_Input rows_
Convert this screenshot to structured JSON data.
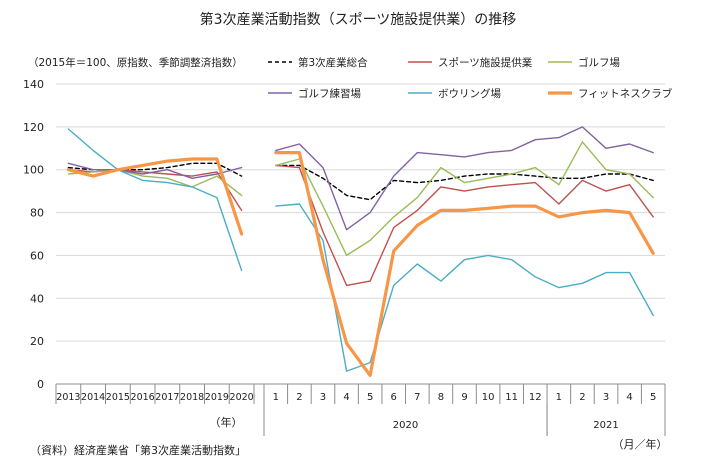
{
  "chart_data": {
    "type": "line",
    "title": "第3次産業活動指数（スポーツ施設提供業）の推移",
    "unit_note": "（2015年＝100、原指数、季節調整済指数）",
    "source": "（資料）経済産業省「第3次産業活動指数」",
    "ylim": [
      0,
      140
    ],
    "yticks": [
      0,
      20,
      40,
      60,
      80,
      100,
      120,
      140
    ],
    "annual_panel": {
      "categories": [
        "2013",
        "2014",
        "2015",
        "2016",
        "2017",
        "2018",
        "2019",
        "2020"
      ],
      "axis_label": "（年）"
    },
    "monthly_panel": {
      "categories": [
        "1",
        "2",
        "3",
        "4",
        "5",
        "6",
        "7",
        "8",
        "9",
        "10",
        "11",
        "12",
        "1",
        "2",
        "3",
        "4",
        "5"
      ],
      "year_labels": [
        {
          "label": "2020",
          "start": 0,
          "end": 11
        },
        {
          "label": "2021",
          "start": 12,
          "end": 16
        }
      ],
      "axis_label": "（月／年）"
    },
    "legend_placement": "top",
    "series": [
      {
        "name": "第3次産業総合",
        "color": "#000000",
        "dashed": true,
        "bold": false,
        "annual": [
          101,
          100,
          100,
          100,
          101,
          103,
          103,
          97
        ],
        "monthly": [
          102,
          102,
          96,
          88,
          86,
          95,
          94,
          95,
          97,
          98,
          98,
          97,
          96,
          96,
          98,
          98,
          95
        ]
      },
      {
        "name": "スポーツ施設提供業",
        "color": "#c0504d",
        "dashed": false,
        "bold": false,
        "annual": [
          100,
          99,
          100,
          99,
          98,
          97,
          99,
          81
        ],
        "monthly": [
          102,
          101,
          71,
          46,
          48,
          73,
          81,
          92,
          90,
          92,
          93,
          94,
          84,
          95,
          90,
          93,
          78
        ]
      },
      {
        "name": "ゴルフ場",
        "color": "#9bbb59",
        "dashed": false,
        "bold": false,
        "annual": [
          98,
          99,
          100,
          97,
          96,
          92,
          97,
          88
        ],
        "monthly": [
          102,
          105,
          83,
          60,
          67,
          78,
          87,
          101,
          94,
          96,
          98,
          101,
          93,
          113,
          100,
          98,
          87
        ]
      },
      {
        "name": "ゴルフ練習場",
        "color": "#8064a2",
        "dashed": false,
        "bold": false,
        "annual": [
          103,
          100,
          100,
          98,
          100,
          96,
          98,
          101
        ],
        "monthly": [
          109,
          112,
          101,
          72,
          80,
          97,
          108,
          107,
          106,
          108,
          109,
          114,
          115,
          120,
          110,
          112,
          108
        ]
      },
      {
        "name": "ボウリング場",
        "color": "#4bacc6",
        "dashed": false,
        "bold": false,
        "annual": [
          119,
          109,
          100,
          95,
          94,
          92,
          87,
          53
        ],
        "monthly": [
          83,
          84,
          67,
          6,
          10,
          46,
          56,
          48,
          58,
          60,
          58,
          50,
          45,
          47,
          52,
          52,
          32
        ]
      },
      {
        "name": "フィットネスクラブ",
        "color": "#f79646",
        "dashed": false,
        "bold": true,
        "annual": [
          100,
          97,
          100,
          102,
          104,
          105,
          105,
          70
        ],
        "monthly": [
          108,
          108,
          58,
          19,
          4,
          62,
          74,
          81,
          81,
          82,
          83,
          83,
          78,
          80,
          81,
          80,
          61
        ]
      }
    ]
  }
}
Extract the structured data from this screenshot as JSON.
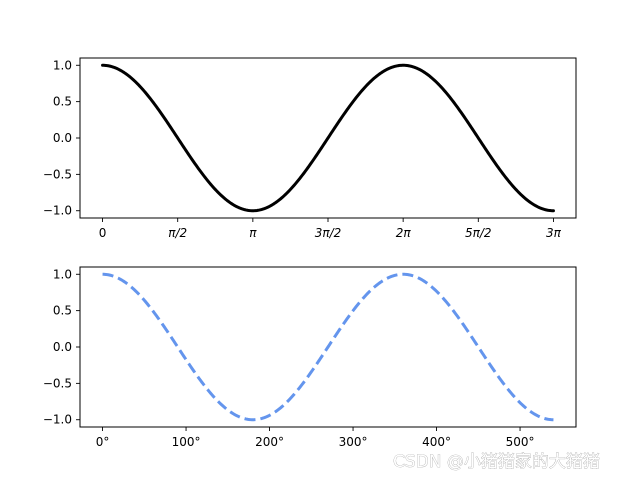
{
  "chart_data": [
    {
      "type": "line",
      "title": "",
      "xlabel": "",
      "ylabel": "",
      "function": "cos(x)",
      "x_range": [
        0,
        9.42477796
      ],
      "xlim": [
        -0.4712,
        9.896
      ],
      "ylim": [
        -1.1,
        1.1
      ],
      "x_ticks": [
        0,
        1.5707963,
        3.1415927,
        4.712389,
        6.2831853,
        7.8539816,
        9.424778
      ],
      "x_tick_labels": [
        "0",
        "π/2",
        "π",
        "3π/2",
        "2π",
        "5π/2",
        "3π"
      ],
      "y_ticks": [
        1.0,
        0.5,
        0.0,
        -0.5,
        -1.0
      ],
      "y_tick_labels": [
        "1.0",
        "0.5",
        "0.0",
        "−0.5",
        "−1.0"
      ],
      "series": [
        {
          "style": "solid",
          "color": "#000000",
          "linewidth": 3
        }
      ]
    },
    {
      "type": "line",
      "title": "",
      "xlabel": "",
      "ylabel": "",
      "function": "cos(x in degrees)",
      "x_range": [
        0,
        540
      ],
      "xlim": [
        -27,
        567
      ],
      "ylim": [
        -1.1,
        1.1
      ],
      "x_ticks": [
        0,
        100,
        200,
        300,
        400,
        500
      ],
      "x_tick_labels": [
        "0°",
        "100°",
        "200°",
        "300°",
        "400°",
        "500°"
      ],
      "y_ticks": [
        1.0,
        0.5,
        0.0,
        -0.5,
        -1.0
      ],
      "y_tick_labels": [
        "1.0",
        "0.5",
        "0.0",
        "−0.5",
        "−1.0"
      ],
      "series": [
        {
          "style": "dashed",
          "color": "#6495ED",
          "linewidth": 3
        }
      ]
    }
  ],
  "watermark": {
    "text": "CSDN @小猪猪家的大猪猪"
  }
}
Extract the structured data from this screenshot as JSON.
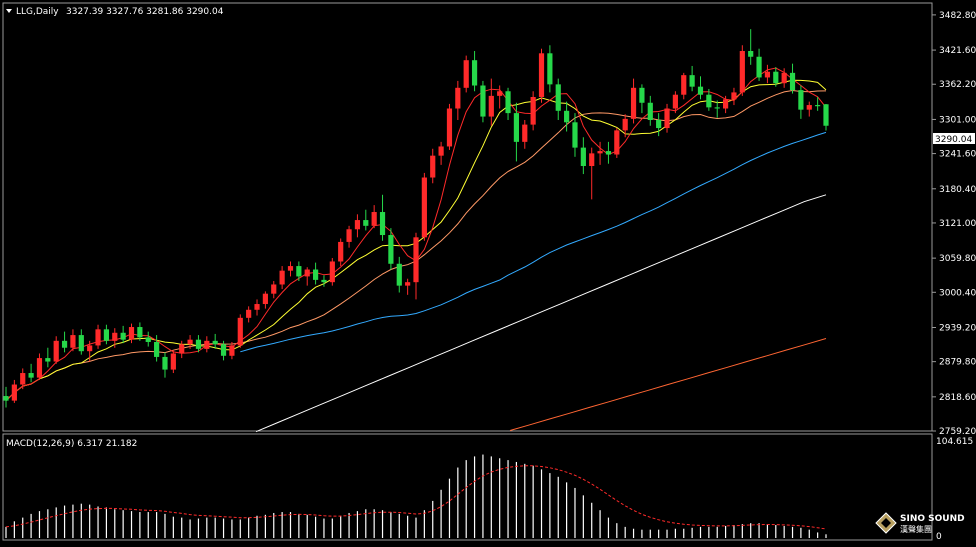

_Set exercise_
Make an exact copy of every record, pictures excluded.

_Answer to this problem_
Convert this screenshot to structured JSON data.
{
  "chart_data": {
    "type": "line",
    "title": "第3次産業活動指数（スポーツ施設提供業）の推移",
    "unit_note": "（2015年＝100、原指数、季節調整済指数）",
    "source": "（資料）経済産業省「第3次産業活動指数」",
    "ylim": [
      0,
      140
    ],
    "yticks": [
      0,
      20,
      40,
      60,
      80,
      100,
      120,
      140
    ],
    "annual_panel": {
      "categories": [
        "2013",
        "2014",
        "2015",
        "2016",
        "2017",
        "2018",
        "2019",
        "2020"
      ],
      "axis_label": "（年）"
    },
    "monthly_panel": {
      "categories": [
        "1",
        "2",
        "3",
        "4",
        "5",
        "6",
        "7",
        "8",
        "9",
        "10",
        "11",
        "12",
        "1",
        "2",
        "3",
        "4",
        "5"
      ],
      "year_labels": [
        {
          "label": "2020",
          "start": 0,
          "end": 11
        },
        {
          "label": "2021",
          "start": 12,
          "end": 16
        }
      ],
      "axis_label": "（月／年）"
    },
    "legend_placement": "top",
    "series": [
      {
        "name": "第3次産業総合",
        "color": "#000000",
        "dashed": true,
        "bold": false,
        "annual": [
          101,
          100,
          100,
          100,
          101,
          103,
          103,
          97
        ],
        "monthly": [
          102,
          102,
          96,
          88,
          86,
          95,
          94,
          95,
          97,
          98,
          98,
          97,
          96,
          96,
          98,
          98,
          95
        ]
      },
      {
        "name": "スポーツ施設提供業",
        "color": "#c0504d",
        "dashed": false,
        "bold": false,
        "annual": [
          100,
          99,
          100,
          99,
          98,
          97,
          99,
          81
        ],
        "monthly": [
          102,
          101,
          71,
          46,
          48,
          73,
          81,
          92,
          90,
          92,
          93,
          94,
          84,
          95,
          90,
          93,
          78
        ]
      },
      {
        "name": "ゴルフ場",
        "color": "#9bbb59",
        "dashed": false,
        "bold": false,
        "annual": [
          98,
          99,
          100,
          97,
          96,
          92,
          97,
          88
        ],
        "monthly": [
          102,
          105,
          83,
          60,
          67,
          78,
          87,
          101,
          94,
          96,
          98,
          101,
          93,
          113,
          100,
          98,
          87
        ]
      },
      {
        "name": "ゴルフ練習場",
        "color": "#8064a2",
        "dashed": false,
        "bold": false,
        "annual": [
          103,
          100,
          100,
          98,
          100,
          96,
          98,
          101
        ],
        "monthly": [
          109,
          112,
          101,
          72,
          80,
          97,
          108,
          107,
          106,
          108,
          109,
          114,
          115,
          120,
          110,
          112,
          108
        ]
      },
      {
        "name": "ボウリング場",
        "color": "#4bacc6",
        "dashed": false,
        "bold": false,
        "annual": [
          119,
          109,
          100,
          95,
          94,
          92,
          87,
          53
        ],
        "monthly": [
          83,
          84,
          67,
          6,
          10,
          46,
          56,
          48,
          58,
          60,
          58,
          50,
          45,
          47,
          52,
          52,
          32
        ]
      },
      {
        "name": "フィットネスクラブ",
        "color": "#f79646",
        "dashed": false,
        "bold": true,
        "annual": [
          100,
          97,
          100,
          102,
          104,
          105,
          105,
          70
        ],
        "monthly": [
          108,
          108,
          58,
          19,
          4,
          62,
          74,
          81,
          81,
          82,
          83,
          83,
          78,
          80,
          81,
          80,
          61
        ]
      }
    ]
  }
}
Extract the structured data from this screenshot as JSON.
{
  "chart_data": [
    {
      "type": "line",
      "title": "",
      "xlabel": "",
      "ylabel": "",
      "function": "cos(x)",
      "x_range": [
        0,
        9.42477796
      ],
      "xlim": [
        -0.4712,
        9.896
      ],
      "ylim": [
        -1.1,
        1.1
      ],
      "x_ticks": [
        0,
        1.5707963,
        3.1415927,
        4.712389,
        6.2831853,
        7.8539816,
        9.424778
      ],
      "x_tick_labels": [
        "0",
        "π/2",
        "π",
        "3π/2",
        "2π",
        "5π/2",
        "3π"
      ],
      "y_ticks": [
        1.0,
        0.5,
        0.0,
        -0.5,
        -1.0
      ],
      "y_tick_labels": [
        "1.0",
        "0.5",
        "0.0",
        "−0.5",
        "−1.0"
      ],
      "series": [
        {
          "style": "solid",
          "color": "#000000",
          "linewidth": 3
        }
      ]
    },
    {
      "type": "line",
      "title": "",
      "xlabel": "",
      "ylabel": "",
      "function": "cos(x in degrees)",
      "x_range": [
        0,
        540
      ],
      "xlim": [
        -27,
        567
      ],
      "ylim": [
        -1.1,
        1.1
      ],
      "x_ticks": [
        0,
        100,
        200,
        300,
        400,
        500
      ],
      "x_tick_labels": [
        "0°",
        "100°",
        "200°",
        "300°",
        "400°",
        "500°"
      ],
      "y_ticks": [
        1.0,
        0.5,
        0.0,
        -0.5,
        -1.0
      ],
      "y_tick_labels": [
        "1.0",
        "0.5",
        "0.0",
        "−0.5",
        "−1.0"
      ],
      "series": [
        {
          "style": "dashed",
          "color": "#6495ED",
          "linewidth": 3
        }
      ]
    }
  ],
  "watermark": {
    "text": "CSDN @小猪猪家的大猪猪"
  }
}
Extract the structured data from this screenshot as JSON.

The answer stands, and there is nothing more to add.